Say how many lines contain the string "British". Give no other output.
****
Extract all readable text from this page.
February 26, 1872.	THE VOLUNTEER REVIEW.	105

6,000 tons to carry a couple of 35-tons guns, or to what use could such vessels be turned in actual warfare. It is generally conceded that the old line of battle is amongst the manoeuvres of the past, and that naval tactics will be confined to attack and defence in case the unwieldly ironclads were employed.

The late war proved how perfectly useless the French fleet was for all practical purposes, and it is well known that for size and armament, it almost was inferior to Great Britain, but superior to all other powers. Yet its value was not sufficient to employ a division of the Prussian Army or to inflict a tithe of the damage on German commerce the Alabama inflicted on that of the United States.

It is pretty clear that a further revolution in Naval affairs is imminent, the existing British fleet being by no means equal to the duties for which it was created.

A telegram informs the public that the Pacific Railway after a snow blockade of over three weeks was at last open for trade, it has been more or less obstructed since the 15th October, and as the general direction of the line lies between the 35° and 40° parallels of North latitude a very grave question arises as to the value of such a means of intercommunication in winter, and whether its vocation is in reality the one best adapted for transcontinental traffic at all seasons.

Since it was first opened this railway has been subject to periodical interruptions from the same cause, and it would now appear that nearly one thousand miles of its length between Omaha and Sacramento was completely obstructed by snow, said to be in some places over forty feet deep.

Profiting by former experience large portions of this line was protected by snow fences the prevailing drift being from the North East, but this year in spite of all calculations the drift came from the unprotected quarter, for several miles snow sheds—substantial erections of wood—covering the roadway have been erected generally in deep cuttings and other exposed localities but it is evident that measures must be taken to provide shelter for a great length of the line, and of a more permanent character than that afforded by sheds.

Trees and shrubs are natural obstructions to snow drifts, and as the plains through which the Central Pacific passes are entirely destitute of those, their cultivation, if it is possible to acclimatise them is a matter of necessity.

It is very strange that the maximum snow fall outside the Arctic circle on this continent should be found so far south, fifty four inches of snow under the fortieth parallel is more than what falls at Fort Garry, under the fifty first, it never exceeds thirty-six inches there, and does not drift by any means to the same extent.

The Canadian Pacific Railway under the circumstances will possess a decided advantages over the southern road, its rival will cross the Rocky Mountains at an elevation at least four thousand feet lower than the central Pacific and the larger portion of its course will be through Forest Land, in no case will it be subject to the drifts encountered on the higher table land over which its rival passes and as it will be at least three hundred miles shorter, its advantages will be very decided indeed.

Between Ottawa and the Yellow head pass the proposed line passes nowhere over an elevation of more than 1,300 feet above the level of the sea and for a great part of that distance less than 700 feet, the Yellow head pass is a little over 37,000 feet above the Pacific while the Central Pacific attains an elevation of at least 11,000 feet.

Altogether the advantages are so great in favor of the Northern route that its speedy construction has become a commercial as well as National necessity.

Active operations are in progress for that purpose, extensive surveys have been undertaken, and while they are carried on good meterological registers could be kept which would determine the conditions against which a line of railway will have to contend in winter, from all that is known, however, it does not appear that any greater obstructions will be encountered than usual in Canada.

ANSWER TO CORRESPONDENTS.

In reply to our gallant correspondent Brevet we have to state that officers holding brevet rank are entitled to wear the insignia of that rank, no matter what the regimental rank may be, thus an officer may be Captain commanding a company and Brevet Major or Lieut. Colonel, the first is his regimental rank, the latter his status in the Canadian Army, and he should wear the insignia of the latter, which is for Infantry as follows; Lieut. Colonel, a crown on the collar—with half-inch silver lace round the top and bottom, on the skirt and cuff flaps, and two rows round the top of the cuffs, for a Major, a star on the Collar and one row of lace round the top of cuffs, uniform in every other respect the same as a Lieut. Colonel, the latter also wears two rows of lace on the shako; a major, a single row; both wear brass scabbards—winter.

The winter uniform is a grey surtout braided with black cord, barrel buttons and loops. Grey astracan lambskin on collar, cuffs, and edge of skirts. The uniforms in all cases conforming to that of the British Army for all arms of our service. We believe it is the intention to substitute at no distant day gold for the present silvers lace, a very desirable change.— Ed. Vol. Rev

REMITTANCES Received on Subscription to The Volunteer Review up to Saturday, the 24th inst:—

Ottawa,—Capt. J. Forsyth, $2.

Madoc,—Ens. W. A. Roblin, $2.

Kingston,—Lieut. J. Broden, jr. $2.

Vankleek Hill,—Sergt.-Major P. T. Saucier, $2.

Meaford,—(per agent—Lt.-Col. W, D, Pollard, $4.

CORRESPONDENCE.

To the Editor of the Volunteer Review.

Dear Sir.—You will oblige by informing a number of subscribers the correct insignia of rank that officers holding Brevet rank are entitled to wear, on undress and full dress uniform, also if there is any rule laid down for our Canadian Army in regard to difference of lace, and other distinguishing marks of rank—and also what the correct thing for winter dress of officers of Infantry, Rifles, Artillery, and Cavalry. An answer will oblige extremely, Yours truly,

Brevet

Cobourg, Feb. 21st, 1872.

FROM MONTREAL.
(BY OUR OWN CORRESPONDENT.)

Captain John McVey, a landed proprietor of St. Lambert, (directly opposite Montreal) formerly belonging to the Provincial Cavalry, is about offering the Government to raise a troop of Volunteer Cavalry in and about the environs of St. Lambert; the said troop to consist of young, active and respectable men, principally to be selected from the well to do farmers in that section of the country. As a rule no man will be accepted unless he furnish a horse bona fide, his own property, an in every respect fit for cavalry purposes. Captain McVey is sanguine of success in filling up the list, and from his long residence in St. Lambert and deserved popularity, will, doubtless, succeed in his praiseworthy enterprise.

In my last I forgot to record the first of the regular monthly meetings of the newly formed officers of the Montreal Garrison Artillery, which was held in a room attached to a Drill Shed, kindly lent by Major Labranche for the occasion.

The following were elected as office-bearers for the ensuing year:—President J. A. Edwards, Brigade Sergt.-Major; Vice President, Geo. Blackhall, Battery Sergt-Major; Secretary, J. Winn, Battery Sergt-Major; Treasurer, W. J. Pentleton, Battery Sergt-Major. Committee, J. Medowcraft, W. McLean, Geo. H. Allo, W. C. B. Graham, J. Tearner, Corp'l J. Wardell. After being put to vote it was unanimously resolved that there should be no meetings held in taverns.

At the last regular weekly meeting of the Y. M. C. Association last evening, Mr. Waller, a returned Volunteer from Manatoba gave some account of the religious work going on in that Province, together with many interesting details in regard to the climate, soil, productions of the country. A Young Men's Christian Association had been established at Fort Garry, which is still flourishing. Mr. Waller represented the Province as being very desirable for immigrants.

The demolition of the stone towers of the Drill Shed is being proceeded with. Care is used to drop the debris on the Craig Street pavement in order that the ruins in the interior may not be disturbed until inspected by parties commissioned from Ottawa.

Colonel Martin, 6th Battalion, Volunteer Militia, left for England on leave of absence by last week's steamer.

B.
****
» **ANSWER TO THE TASK**
2